Data to use =>

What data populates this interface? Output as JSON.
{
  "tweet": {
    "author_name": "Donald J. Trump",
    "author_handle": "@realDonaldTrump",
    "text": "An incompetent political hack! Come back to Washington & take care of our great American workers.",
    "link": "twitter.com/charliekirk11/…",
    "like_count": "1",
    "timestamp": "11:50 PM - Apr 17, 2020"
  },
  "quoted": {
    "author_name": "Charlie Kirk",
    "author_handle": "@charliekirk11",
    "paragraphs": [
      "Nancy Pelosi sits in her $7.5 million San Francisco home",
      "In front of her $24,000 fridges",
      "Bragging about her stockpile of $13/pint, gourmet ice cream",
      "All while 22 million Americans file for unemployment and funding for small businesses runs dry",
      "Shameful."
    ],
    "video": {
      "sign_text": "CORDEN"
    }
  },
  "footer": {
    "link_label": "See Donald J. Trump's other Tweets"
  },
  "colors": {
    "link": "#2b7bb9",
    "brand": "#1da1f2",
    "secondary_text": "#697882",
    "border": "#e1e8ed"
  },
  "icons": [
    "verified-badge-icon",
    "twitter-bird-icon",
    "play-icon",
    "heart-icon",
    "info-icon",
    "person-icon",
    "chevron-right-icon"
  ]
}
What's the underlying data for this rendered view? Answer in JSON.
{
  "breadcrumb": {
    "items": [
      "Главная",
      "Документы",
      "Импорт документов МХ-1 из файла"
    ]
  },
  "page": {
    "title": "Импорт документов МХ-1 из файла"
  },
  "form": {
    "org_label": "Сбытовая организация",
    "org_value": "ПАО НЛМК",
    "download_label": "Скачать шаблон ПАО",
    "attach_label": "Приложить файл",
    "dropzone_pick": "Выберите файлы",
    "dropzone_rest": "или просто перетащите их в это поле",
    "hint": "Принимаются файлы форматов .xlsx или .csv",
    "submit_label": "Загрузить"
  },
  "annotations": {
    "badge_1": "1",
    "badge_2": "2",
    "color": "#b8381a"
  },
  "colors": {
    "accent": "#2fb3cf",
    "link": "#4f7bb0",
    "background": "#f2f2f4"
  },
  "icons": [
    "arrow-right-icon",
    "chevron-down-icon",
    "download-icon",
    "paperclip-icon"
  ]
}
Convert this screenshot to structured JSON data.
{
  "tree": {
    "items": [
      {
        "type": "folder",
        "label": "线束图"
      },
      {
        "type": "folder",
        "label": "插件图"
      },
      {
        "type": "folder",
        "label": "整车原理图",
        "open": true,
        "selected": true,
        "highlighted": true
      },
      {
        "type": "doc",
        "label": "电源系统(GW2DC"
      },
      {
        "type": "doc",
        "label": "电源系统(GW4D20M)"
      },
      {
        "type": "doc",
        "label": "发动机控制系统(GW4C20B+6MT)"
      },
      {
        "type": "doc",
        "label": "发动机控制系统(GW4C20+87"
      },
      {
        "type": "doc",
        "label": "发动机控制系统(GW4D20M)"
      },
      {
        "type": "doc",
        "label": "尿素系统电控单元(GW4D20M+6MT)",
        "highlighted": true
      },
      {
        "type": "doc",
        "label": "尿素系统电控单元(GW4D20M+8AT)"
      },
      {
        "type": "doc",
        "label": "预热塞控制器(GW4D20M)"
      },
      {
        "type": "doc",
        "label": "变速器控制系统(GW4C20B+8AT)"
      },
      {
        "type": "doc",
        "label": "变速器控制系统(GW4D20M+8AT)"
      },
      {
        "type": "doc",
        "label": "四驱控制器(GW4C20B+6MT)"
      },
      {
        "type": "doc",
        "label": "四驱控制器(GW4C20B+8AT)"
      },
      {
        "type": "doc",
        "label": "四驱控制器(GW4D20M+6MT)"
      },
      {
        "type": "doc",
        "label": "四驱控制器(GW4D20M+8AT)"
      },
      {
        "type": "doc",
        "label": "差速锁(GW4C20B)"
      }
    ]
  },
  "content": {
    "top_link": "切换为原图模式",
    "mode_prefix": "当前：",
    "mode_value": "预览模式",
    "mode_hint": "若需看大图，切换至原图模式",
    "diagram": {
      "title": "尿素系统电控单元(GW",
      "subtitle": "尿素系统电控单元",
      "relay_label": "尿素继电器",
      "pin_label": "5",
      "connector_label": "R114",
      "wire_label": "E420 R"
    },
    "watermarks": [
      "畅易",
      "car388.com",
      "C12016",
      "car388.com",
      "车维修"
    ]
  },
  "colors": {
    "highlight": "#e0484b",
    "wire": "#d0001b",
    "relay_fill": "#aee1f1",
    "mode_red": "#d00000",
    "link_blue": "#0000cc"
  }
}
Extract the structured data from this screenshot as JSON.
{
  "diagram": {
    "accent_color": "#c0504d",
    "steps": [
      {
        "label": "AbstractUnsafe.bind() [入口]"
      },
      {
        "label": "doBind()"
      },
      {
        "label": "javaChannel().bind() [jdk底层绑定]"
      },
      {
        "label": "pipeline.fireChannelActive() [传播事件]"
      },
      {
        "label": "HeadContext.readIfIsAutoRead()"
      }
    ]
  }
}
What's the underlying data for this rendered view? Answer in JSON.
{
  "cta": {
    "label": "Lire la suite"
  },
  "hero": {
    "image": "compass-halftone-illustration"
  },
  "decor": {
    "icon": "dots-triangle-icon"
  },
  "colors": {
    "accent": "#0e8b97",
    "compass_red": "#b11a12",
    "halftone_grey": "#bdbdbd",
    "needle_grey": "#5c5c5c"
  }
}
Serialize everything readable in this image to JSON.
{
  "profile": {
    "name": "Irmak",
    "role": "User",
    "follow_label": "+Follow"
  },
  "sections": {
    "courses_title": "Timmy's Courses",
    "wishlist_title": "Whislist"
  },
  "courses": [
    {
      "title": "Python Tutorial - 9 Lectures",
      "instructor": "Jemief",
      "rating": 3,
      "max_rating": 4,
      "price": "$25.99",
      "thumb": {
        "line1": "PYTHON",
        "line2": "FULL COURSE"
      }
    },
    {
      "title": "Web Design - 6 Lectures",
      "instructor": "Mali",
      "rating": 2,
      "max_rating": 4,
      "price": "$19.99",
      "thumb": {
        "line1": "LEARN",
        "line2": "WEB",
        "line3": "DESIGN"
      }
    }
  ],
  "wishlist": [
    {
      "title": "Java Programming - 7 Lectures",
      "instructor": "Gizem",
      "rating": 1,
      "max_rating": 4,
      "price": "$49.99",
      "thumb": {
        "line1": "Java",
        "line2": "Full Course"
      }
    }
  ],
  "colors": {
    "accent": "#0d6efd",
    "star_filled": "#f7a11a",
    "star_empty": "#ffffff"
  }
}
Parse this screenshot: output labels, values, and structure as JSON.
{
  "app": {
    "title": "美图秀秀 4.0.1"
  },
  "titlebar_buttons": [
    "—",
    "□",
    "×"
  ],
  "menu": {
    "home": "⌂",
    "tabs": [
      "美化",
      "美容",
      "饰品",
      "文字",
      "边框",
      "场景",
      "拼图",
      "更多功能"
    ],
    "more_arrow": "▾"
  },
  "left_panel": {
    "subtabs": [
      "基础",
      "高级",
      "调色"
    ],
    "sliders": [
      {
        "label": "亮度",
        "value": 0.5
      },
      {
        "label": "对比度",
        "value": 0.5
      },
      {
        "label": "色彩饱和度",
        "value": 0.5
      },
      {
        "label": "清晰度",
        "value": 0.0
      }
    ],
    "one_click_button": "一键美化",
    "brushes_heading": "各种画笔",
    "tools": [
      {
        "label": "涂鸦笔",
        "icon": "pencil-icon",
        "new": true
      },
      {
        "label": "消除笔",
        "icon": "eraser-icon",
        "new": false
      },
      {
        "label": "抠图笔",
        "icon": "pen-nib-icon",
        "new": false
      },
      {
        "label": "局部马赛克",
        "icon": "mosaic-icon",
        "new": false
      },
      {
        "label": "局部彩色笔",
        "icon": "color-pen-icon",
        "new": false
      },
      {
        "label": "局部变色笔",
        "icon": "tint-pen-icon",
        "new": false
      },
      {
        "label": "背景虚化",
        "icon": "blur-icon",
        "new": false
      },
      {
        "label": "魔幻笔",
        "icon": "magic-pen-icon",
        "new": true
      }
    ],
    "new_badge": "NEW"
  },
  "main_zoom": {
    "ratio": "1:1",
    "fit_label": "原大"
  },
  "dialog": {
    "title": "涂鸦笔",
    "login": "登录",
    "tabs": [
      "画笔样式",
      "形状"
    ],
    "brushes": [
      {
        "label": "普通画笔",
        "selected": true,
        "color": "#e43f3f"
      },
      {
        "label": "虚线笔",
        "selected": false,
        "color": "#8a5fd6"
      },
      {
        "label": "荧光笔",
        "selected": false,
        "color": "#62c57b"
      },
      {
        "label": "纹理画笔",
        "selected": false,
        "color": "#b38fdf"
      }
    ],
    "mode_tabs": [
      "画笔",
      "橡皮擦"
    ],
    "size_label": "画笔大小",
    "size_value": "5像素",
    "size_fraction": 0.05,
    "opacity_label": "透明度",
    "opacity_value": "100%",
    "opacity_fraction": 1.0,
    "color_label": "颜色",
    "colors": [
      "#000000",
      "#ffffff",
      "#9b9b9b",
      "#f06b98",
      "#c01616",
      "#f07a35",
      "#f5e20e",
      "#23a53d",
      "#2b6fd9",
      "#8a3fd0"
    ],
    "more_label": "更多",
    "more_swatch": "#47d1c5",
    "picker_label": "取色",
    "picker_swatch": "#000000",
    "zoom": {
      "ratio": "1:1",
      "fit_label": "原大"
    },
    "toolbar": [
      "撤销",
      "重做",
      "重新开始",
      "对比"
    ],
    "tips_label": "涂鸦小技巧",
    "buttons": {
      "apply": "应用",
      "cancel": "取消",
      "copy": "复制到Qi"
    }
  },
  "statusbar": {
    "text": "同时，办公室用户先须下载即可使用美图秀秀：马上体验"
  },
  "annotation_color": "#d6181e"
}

The task => The word "Импорт" may turn up on some lines of these records; say how many, with no other words.

Reply to the exercise => 2